[CSD]2013年3月10日号《ヘッドライン》

[CSD]2013年3月10日号《ヘッドライン》

 = 1面 ニュース=
◎ 被災地の焦点は「孤立と不安」——東北ヘルプ川上氏
★「流浪の教会」から「翼の教会」——福島第一聖書バプテスト教会が入堂礼拝

 = 2 面 ニュース=
◎新たな宣教、福島の痛み報告——日韓教会交流で 東北被災地から感謝
★カンビル氏 繁栄の福音に警鐘 キリストこそ唯一の主 ラム氏——日本ケズィック・コンベンション東京大会
★<落ち穂>カルヴァンの実像


 = 3 面 =
★<いのちへのまなざし>[47]QOLとSOL 記・柏木哲夫
★ナパーム弾の少女 ゆるしと平和の証人に——西南学院創立100周年記念で来日
★<オピニオン>隣国の女性大統領誕生と私たち 記・根田 祥一
★<情報クリップ>催し情報・放送伝道ハイライトほか

 = 4-5 面 全面広告=
★51回 首都圏イースターのつどい


 = 6 面 仕事と信仰 =
★最後のひと押しで販売促進——日本プロモーショナル・マーケティング協会専務理事 坂井田稲之さん(上)
★『もしドラ』教会編[27] メガチャーチ(2)

-------------------------

### 課題の要件
この号の見出し一覧で、4-5面の全面広告として挙げられている催しは何ですか。

-------------------------

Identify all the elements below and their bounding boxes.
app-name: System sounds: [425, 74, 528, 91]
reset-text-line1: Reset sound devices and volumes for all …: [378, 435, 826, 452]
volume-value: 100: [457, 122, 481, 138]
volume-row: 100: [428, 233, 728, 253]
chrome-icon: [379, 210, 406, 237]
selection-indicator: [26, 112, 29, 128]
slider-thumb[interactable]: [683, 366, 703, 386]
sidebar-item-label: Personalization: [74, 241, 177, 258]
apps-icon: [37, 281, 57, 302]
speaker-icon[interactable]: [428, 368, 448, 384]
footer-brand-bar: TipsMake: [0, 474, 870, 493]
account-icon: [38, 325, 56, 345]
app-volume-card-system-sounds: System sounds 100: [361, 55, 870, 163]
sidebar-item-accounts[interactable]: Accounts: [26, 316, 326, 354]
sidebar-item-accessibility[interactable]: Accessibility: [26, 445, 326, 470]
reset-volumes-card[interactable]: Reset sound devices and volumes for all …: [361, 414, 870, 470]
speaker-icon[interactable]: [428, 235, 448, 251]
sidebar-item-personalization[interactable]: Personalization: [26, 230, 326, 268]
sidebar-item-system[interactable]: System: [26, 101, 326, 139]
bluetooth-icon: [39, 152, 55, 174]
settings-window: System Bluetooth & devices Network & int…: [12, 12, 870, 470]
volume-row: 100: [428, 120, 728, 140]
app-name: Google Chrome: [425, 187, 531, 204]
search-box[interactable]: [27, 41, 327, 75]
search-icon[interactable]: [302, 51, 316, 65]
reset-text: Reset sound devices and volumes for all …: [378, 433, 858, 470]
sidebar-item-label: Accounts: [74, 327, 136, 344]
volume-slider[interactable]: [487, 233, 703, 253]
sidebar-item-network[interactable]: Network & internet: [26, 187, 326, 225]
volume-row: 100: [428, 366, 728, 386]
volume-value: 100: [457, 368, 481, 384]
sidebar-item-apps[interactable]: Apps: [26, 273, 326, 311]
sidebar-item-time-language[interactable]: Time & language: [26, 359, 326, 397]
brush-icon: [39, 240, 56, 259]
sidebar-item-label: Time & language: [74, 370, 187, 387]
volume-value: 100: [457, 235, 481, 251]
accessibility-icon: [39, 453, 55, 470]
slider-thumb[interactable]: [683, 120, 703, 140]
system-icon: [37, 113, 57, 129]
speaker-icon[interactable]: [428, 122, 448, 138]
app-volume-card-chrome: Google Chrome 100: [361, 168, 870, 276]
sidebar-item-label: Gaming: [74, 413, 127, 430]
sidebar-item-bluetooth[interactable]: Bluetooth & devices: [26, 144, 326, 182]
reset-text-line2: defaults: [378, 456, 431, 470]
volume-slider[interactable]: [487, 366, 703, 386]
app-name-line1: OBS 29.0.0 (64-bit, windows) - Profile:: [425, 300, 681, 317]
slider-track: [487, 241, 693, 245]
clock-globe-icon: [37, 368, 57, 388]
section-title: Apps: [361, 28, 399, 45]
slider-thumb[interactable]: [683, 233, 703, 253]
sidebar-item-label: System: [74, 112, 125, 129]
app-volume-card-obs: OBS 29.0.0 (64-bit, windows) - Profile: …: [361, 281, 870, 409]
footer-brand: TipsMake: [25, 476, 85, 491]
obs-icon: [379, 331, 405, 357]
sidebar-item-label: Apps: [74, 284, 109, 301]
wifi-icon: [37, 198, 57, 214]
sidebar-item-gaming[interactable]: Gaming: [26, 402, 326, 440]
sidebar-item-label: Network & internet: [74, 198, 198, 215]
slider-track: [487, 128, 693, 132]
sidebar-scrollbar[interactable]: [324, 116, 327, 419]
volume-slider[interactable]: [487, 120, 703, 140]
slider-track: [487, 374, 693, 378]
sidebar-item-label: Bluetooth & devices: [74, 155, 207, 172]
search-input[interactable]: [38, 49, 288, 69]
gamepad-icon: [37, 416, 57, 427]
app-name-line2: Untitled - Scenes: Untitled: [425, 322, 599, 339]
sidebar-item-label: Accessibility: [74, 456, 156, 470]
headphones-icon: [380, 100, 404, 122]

-------------------------

### 結果
挙げられているのは「51回 首都圏イースターのつどい」です。